INSTRUCTION: Could you output each line of the data that follows exactly?

RECORDS FOR THE TASK:

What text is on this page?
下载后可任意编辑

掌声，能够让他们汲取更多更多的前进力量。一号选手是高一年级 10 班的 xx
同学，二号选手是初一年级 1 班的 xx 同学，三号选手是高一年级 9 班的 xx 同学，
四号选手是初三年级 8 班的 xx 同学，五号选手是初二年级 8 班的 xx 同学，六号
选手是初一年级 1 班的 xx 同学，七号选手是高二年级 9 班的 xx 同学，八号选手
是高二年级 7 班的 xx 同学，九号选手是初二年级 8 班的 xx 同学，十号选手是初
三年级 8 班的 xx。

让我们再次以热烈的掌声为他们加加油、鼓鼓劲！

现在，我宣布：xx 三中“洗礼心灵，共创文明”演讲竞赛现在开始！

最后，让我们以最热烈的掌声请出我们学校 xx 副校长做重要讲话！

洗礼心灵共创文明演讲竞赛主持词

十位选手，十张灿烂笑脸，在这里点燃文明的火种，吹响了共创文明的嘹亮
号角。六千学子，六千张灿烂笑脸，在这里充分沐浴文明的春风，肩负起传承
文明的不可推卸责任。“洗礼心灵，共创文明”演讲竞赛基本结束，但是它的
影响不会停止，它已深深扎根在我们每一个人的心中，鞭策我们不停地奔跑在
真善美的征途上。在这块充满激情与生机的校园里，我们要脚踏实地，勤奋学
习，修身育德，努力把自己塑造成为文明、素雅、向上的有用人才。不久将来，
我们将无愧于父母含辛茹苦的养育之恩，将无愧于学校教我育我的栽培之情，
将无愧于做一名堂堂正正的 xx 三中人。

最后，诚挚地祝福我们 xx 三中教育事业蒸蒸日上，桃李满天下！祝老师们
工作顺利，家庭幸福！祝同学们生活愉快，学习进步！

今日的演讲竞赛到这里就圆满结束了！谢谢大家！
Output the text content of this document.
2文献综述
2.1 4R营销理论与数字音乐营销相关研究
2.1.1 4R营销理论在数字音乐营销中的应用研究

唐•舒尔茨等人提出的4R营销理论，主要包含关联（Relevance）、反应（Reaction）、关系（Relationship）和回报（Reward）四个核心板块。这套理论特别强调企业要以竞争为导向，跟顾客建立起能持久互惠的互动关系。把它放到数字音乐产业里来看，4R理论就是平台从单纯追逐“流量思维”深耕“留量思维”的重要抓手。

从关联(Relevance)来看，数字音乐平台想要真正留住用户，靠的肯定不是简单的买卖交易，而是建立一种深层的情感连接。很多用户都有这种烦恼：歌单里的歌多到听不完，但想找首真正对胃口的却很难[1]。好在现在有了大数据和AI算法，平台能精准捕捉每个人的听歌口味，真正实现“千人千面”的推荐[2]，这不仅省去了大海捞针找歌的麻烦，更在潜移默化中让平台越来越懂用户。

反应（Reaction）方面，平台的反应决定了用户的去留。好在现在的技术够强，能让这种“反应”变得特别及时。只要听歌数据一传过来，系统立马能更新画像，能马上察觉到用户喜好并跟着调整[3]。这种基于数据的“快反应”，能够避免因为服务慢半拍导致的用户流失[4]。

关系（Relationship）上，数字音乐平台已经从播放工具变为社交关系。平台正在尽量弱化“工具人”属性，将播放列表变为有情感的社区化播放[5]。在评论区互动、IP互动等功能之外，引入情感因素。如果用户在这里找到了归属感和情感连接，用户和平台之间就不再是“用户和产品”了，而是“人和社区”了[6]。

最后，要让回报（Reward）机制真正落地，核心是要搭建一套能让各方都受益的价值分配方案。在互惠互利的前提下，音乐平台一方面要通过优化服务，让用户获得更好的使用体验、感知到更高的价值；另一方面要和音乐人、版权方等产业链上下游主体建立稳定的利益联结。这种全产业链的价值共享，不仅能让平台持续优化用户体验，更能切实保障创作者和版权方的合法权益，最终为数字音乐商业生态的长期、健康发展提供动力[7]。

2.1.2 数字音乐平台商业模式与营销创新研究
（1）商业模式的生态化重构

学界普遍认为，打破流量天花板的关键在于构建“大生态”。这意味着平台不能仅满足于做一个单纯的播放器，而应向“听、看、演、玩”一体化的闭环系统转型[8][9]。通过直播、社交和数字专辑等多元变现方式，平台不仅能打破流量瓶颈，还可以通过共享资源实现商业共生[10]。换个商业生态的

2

TASK ANSWER:
What text is on this page?
下载后可任意编辑

掌声，能够让他们汲取更多更多的前进力量。一号选手是高一年级 10 班的 xx
同学，二号选手是初一年级 1 班的 xx 同学，三号选手是高一年级 9 班的 xx 同学，
四号选手是初三年级 8 班的 xx 同学，五号选手是初二年级 8 班的 xx 同学，六号
选手是初一年级 1 班的 xx 同学，七号选手是高二年级 9 班的 xx 同学，八号选手
是高二年级 7 班的 xx 同学，九号选手是初二年级 8 班的 xx 同学，十号选手是初
三年级 8 班的 xx。

让我们再次以热烈的掌声为他们加加油、鼓鼓劲！

现在，我宣布：xx 三中“洗礼心灵，共创文明”演讲竞赛现在开始！

最后，让我们以最热烈的掌声请出我们学校 xx 副校长做重要讲话！

洗礼心灵共创文明演讲竞赛主持词

十位选手，十张灿烂笑脸，在这里点燃文明的火种，吹响了共创文明的嘹亮
号角。六千学子，六千张灿烂笑脸，在这里充分沐浴文明的春风，肩负起传承
文明的不可推卸责任。“洗礼心灵，共创文明”演讲竞赛基本结束，但是它的
影响不会停止，它已深深扎根在我们每一个人的心中，鞭策我们不停地奔跑在
真善美的征途上。在这块充满激情与生机的校园里，我们要脚踏实地，勤奋学
习，修身育德，努力把自己塑造成为文明、素雅、向上的有用人才。不久将来，
我们将无愧于父母含辛茹苦的养育之恩，将无愧于学校教我育我的栽培之情，
将无愧于做一名堂堂正正的 xx 三中人。

最后，诚挚地祝福我们 xx 三中教育事业蒸蒸日上，桃李满天下！祝老师们
工作顺利，家庭幸福！祝同学们生活愉快，学习进步！

今日的演讲竞赛到这里就圆满结束了！谢谢大家！
Output the text content of this document.
2文献综述
2.1 4R营销理论与数字音乐营销相关研究
2.1.1 4R营销理论在数字音乐营销中的应用研究

唐•舒尔茨等人提出的4R营销理论，主要包含关联（Relevance）、反应（Reaction）、关系（Relationship）和回报（Reward）四个核心板块。这套理论特别强调企业要以竞争为导向，跟顾客建立起能持久互惠的互动关系。把它放到数字音乐产业里来看，4R理论就是平台从单纯追逐“流量思维”深耕“留量思维”的重要抓手。

从关联(Relevance)来看，数字音乐平台想要真正留住用户，靠的肯定不是简单的买卖交易，而是建立一种深层的情感连接。很多用户都有这种烦恼：歌单里的歌多到听不完，但想找首真正对胃口的却很难[1]。好在现在有了大数据和AI算法，平台能精准捕捉每个人的听歌口味，真正实现“千人千面”的推荐[2]，这不仅省去了大海捞针找歌的麻烦，更在潜移默化中让平台越来越懂用户。

反应（Reaction）方面，平台的反应决定了用户的去留。好在现在的技术够强，能让这种“反应”变得特别及时。只要听歌数据一传过来，系统立马能更新画像，能马上察觉到用户喜好并跟着调整[3]。这种基于数据的“快反应”，能够避免因为服务慢半拍导致的用户流失[4]。

关系（Relationship）上，数字音乐平台已经从播放工具变为社交关系。平台正在尽量弱化“工具人”属性，将播放列表变为有情感的社区化播放[5]。在评论区互动、IP互动等功能之外，引入情感因素。如果用户在这里找到了归属感和情感连接，用户和平台之间就不再是“用户和产品”了，而是“人和社区”了[6]。

最后，要让回报（Reward）机制真正落地，核心是要搭建一套能让各方都受益的价值分配方案。在互惠互利的前提下，音乐平台一方面要通过优化服务，让用户获得更好的使用体验、感知到更高的价值；另一方面要和音乐人、版权方等产业链上下游主体建立稳定的利益联结。这种全产业链的价值共享，不仅能让平台持续优化用户体验，更能切实保障创作者和版权方的合法权益，最终为数字音乐商业生态的长期、健康发展提供动力[7]。

2.1.2 数字音乐平台商业模式与营销创新研究
（1）商业模式的生态化重构

学界普遍认为，打破流量天花板的关键在于构建“大生态”。这意味着平台不能仅满足于做一个单纯的播放器，而应向“听、看、演、玩”一体化的闭环系统转型[8][9]。通过直播、社交和数字专辑等多元变现方式，平台不仅能打破流量瓶颈，还可以通过共享资源实现商业共生[10]。换个商业生态的

2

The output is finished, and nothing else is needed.